TASK TO COMPLETE
List each line in which the string "Airola" appears.
--- begin EXERCISE INPUTS ---
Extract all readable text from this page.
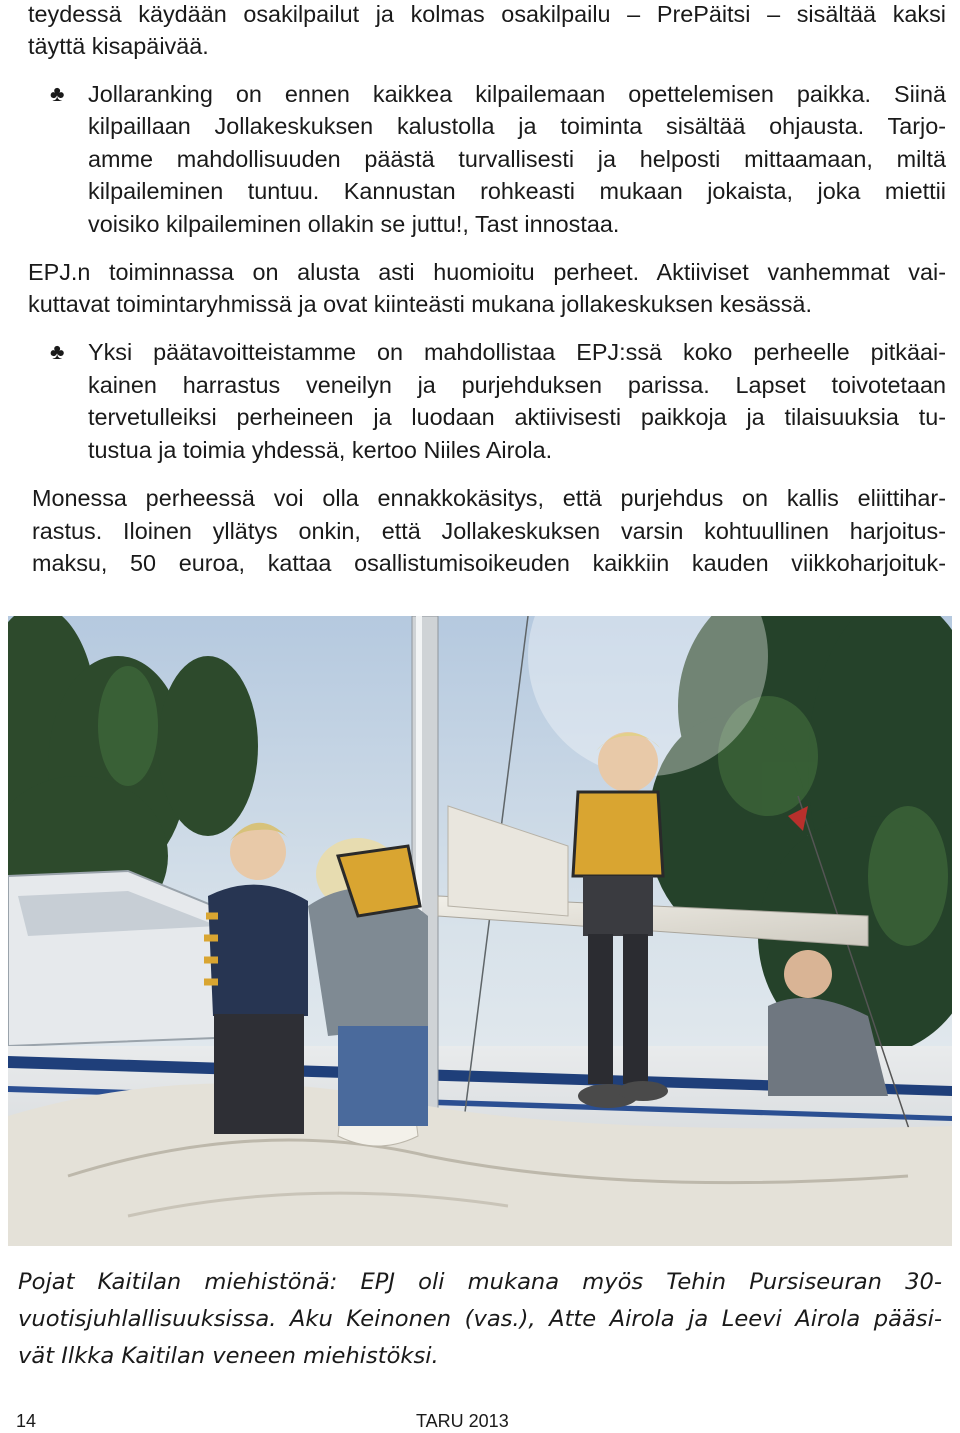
teydessä käydään osakilpailut ja kolmas osakilpailu – PrePäitsi – sisältää kaksi

täyttä kisapäivää.

♣ Jollaranking on ennen kaikkea kilpailemaan opettelemisen paikka. Siinä

kilpaillaan Jollakeskuksen kalustolla ja toiminta sisältää ohjausta. Tarjo-

amme mahdollisuuden päästä turvallisesti ja helposti mittaamaan, miltä

kilpaileminen tuntuu. Kannustan rohkeasti mukaan jokaista, joka miettii

voisiko kilpaileminen ollakin se juttu!, Tast innostaa.

EPJ.n toiminnassa on alusta asti huomioitu perheet. Aktiiviset vanhemmat vai-

kuttavat toimintaryhmissä ja ovat kiinteästi mukana jollakeskuksen kesässä.

♣ Yksi päätavoitteistamme on mahdollistaa EPJ:ssä koko perheelle pitkäai-

kainen harrastus veneilyn ja purjehduksen parissa. Lapset toivotetaan

tervetulleiksi perheineen ja luodaan aktiivisesti paikkoja ja tilaisuuksia tu-

tustua ja toimia yhdessä, kertoo Niiles Airola.

Monessa perheessä voi olla ennakkokäsitys, että purjehdus on kallis eliittihar-

rastus. Iloinen yllätys onkin, että Jollakeskuksen varsin kohtuullinen harjoitus-

maksu, 50 euroa, kattaa osallistumisoikeuden kaikkiin kauden viikkoharjoituk-

Pojat Kaitilan miehistönä: EPJ oli mukana myös Tehin Pursiseuran 30-
vuotisjuhlallisuuksissa. Aku Keinonen (vas.), Atte Airola ja Leevi Airola pääsi-
vät Ilkka Kaitilan veneen miehistöksi.
14	TARU 2013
--- end EXERCISE INPUTS ---
TASK ANSWER
tustua ja toimia yhdessä, kertoo Niiles Airola.
vuotisjuhlallisuuksissa. Aku Keinonen (vas.), Atte Airola ja Leevi Airola pääsi-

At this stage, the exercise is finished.